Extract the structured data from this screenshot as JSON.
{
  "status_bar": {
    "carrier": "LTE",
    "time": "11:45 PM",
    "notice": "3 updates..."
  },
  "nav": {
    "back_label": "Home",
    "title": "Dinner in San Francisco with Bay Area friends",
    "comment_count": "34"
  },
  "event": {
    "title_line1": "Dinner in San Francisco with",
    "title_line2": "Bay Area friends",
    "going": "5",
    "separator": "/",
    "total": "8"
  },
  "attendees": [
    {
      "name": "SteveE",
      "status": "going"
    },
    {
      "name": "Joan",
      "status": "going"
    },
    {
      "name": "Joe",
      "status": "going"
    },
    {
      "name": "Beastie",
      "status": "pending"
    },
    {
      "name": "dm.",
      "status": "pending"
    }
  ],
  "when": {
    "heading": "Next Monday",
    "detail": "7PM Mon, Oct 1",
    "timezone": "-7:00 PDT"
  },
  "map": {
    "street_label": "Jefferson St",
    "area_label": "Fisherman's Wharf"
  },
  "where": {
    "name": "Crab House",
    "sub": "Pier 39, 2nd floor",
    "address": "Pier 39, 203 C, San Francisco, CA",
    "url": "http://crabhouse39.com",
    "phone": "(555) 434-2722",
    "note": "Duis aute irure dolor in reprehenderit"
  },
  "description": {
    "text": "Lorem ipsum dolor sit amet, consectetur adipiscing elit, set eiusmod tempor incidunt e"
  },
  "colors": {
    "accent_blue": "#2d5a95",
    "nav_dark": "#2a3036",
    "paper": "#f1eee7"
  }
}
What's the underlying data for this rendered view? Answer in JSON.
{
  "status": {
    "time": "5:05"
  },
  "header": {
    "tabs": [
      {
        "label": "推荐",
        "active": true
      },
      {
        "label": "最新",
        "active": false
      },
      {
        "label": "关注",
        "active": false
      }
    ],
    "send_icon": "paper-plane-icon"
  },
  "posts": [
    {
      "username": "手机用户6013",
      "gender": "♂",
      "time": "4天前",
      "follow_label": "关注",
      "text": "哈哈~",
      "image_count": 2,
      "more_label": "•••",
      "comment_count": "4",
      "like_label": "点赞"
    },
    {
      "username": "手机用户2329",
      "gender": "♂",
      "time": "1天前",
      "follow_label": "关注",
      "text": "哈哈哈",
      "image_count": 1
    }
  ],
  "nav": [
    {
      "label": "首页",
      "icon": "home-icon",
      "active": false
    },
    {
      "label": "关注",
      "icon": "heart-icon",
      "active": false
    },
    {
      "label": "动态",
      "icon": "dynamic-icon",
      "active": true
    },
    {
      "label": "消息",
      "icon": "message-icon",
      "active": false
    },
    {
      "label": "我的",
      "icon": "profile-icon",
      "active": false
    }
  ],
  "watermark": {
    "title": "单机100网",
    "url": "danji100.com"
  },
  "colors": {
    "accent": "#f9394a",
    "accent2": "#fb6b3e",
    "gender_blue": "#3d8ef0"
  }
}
================
Looking at the records above, count the lines where the word "friends" appears. State only the number.

2